[Records from a data collection]

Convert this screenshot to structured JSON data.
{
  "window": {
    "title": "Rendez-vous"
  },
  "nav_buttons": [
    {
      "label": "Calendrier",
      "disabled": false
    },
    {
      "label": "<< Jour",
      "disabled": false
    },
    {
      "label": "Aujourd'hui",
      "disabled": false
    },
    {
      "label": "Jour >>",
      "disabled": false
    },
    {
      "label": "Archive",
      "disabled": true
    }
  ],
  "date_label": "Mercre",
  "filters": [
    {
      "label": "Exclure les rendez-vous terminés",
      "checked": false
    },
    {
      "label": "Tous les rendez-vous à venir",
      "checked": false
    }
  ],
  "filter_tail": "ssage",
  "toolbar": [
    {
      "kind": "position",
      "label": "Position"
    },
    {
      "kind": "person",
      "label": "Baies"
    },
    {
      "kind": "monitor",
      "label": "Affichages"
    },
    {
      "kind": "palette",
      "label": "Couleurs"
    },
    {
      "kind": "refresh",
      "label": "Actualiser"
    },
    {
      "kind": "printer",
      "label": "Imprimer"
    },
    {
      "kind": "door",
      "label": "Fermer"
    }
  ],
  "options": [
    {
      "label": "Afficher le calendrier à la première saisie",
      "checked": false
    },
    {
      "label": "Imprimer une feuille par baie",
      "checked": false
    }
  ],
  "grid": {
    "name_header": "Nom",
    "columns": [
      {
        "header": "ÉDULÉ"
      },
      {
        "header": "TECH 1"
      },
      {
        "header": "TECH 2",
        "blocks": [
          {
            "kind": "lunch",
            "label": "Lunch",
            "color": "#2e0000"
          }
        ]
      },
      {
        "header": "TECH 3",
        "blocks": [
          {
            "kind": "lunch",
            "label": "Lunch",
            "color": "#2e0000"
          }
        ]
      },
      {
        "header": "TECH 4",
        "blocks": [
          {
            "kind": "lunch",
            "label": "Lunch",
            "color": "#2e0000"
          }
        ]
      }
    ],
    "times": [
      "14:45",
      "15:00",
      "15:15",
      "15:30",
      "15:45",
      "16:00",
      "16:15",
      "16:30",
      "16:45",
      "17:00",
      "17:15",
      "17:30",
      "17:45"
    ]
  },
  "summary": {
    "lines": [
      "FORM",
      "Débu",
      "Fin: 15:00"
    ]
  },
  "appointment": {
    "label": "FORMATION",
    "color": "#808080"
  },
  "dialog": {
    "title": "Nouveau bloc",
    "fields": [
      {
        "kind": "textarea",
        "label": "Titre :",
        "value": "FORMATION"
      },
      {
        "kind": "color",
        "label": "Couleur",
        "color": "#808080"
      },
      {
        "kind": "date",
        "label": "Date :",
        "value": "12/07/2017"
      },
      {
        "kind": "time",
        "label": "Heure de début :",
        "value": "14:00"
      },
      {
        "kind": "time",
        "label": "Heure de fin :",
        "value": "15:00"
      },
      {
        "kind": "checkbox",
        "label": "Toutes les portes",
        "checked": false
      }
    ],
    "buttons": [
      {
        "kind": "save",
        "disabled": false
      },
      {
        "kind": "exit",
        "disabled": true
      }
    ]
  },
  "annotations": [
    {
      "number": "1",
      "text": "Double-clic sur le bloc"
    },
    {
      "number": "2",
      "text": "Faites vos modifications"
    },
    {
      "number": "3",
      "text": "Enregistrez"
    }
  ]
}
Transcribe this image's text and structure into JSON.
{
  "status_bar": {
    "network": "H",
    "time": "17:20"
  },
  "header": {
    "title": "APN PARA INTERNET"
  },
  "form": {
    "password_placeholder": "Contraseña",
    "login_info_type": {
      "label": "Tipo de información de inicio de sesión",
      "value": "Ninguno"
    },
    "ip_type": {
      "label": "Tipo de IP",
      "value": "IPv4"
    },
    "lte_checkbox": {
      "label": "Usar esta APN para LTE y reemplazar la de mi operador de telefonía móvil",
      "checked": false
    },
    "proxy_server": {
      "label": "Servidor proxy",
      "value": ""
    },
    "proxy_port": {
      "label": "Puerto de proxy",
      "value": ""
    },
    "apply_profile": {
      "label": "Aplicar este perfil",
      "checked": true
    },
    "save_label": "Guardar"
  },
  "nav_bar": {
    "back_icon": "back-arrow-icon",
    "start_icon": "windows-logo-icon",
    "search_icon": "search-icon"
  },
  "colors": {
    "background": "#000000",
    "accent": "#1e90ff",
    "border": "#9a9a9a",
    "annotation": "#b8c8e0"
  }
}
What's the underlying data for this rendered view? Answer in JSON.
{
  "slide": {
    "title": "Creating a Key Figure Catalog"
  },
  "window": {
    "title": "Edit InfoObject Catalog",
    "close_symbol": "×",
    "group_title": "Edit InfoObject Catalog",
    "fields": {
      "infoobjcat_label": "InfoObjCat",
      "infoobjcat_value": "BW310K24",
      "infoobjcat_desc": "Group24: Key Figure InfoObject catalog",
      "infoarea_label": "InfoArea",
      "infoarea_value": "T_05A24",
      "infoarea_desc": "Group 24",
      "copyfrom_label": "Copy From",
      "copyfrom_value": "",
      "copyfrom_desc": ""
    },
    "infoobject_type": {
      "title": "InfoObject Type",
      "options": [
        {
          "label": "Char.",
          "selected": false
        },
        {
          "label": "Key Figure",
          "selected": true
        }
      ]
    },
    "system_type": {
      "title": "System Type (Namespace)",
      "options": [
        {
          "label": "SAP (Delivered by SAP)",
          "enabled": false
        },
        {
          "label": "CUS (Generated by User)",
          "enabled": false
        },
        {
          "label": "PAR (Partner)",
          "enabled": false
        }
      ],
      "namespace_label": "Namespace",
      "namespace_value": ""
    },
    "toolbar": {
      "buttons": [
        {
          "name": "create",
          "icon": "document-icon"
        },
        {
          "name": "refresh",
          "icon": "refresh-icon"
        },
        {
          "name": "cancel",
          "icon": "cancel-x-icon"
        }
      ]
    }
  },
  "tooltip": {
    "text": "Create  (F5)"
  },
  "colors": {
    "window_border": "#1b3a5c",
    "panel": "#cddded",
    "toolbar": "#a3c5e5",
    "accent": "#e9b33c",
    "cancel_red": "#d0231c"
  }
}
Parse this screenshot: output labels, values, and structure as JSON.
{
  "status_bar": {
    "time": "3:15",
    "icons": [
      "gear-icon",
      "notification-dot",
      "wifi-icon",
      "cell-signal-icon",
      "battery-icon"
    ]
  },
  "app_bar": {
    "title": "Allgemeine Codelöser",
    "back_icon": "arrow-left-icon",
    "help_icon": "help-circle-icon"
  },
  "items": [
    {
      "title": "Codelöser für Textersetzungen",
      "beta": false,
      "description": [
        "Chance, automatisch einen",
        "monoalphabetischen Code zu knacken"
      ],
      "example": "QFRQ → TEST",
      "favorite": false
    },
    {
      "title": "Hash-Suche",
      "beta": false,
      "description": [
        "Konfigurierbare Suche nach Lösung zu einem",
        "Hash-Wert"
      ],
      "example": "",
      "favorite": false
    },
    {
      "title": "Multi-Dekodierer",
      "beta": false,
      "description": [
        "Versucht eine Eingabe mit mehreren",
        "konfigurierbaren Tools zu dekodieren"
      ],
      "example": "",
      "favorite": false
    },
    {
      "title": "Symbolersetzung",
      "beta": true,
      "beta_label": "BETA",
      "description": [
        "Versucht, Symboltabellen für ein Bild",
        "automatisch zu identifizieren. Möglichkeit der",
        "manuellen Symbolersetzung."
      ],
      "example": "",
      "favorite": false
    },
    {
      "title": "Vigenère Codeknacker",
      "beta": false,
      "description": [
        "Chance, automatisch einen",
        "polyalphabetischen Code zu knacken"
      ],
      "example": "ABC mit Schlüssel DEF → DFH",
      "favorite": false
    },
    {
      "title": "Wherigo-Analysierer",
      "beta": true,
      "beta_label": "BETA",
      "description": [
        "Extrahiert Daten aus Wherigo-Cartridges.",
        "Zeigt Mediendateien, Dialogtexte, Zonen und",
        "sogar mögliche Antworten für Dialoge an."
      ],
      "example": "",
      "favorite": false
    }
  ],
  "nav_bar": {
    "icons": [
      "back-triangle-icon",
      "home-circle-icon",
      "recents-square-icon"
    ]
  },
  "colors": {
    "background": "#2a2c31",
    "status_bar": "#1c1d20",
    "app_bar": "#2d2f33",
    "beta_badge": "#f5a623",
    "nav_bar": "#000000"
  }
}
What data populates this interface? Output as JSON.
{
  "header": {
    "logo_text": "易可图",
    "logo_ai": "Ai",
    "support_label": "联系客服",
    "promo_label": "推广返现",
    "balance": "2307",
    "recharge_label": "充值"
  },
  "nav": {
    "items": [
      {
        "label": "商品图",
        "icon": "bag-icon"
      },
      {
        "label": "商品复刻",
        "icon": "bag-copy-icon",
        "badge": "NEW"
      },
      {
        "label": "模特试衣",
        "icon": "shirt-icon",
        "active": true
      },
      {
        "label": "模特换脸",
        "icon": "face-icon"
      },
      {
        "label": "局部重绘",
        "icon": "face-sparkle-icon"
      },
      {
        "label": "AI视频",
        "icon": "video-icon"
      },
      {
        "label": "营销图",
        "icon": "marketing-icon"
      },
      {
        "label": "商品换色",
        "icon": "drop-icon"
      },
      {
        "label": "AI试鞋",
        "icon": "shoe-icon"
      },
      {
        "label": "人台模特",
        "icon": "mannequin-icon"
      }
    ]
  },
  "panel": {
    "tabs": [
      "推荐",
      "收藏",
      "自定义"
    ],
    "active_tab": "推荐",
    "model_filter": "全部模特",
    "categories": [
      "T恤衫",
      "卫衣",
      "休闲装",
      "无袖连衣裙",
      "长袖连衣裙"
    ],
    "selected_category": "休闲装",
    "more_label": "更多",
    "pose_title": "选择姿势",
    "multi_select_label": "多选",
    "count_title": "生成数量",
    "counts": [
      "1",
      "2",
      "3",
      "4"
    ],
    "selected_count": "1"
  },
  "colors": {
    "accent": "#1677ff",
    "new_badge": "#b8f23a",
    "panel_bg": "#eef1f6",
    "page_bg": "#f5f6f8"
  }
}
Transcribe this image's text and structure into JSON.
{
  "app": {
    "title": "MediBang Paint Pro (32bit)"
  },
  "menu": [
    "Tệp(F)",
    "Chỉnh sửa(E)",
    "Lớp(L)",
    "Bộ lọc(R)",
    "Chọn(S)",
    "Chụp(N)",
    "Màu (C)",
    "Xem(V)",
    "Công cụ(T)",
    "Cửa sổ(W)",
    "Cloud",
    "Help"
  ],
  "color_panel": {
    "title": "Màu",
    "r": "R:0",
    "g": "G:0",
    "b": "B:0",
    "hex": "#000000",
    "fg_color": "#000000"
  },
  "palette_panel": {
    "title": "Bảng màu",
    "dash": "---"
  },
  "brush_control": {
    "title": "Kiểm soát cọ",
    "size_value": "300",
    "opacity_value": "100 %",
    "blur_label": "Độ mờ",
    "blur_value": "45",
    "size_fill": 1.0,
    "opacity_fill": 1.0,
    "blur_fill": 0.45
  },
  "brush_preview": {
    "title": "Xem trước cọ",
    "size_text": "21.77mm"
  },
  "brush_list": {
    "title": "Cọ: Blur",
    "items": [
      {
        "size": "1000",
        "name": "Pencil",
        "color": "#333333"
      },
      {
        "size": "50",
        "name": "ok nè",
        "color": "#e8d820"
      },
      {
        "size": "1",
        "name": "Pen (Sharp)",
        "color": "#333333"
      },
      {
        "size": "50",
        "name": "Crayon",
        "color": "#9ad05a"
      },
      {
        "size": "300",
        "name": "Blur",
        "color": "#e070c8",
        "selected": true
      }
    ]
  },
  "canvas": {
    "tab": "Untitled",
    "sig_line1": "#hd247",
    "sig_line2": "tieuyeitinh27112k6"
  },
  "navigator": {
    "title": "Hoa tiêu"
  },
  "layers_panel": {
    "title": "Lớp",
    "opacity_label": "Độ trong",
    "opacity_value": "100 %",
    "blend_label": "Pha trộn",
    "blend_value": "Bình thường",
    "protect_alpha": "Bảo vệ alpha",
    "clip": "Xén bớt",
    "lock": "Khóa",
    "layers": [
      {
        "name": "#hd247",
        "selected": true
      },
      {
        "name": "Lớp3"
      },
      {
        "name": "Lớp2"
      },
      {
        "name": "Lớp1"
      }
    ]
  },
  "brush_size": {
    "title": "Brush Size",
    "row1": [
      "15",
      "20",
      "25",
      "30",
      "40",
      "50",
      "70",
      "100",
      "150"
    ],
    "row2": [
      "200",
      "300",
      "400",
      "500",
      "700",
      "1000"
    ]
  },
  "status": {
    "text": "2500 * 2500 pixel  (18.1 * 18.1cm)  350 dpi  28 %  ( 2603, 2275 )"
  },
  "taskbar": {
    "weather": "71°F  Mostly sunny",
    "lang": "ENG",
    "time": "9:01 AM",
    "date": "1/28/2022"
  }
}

→ **WRITTEN PROBLEM**:
Return all lines containing the word "Symbolersetzung".

→ **THE SOLUTION**:
      "title": "Symbolersetzung",
        "manuellen Symbolersetzung."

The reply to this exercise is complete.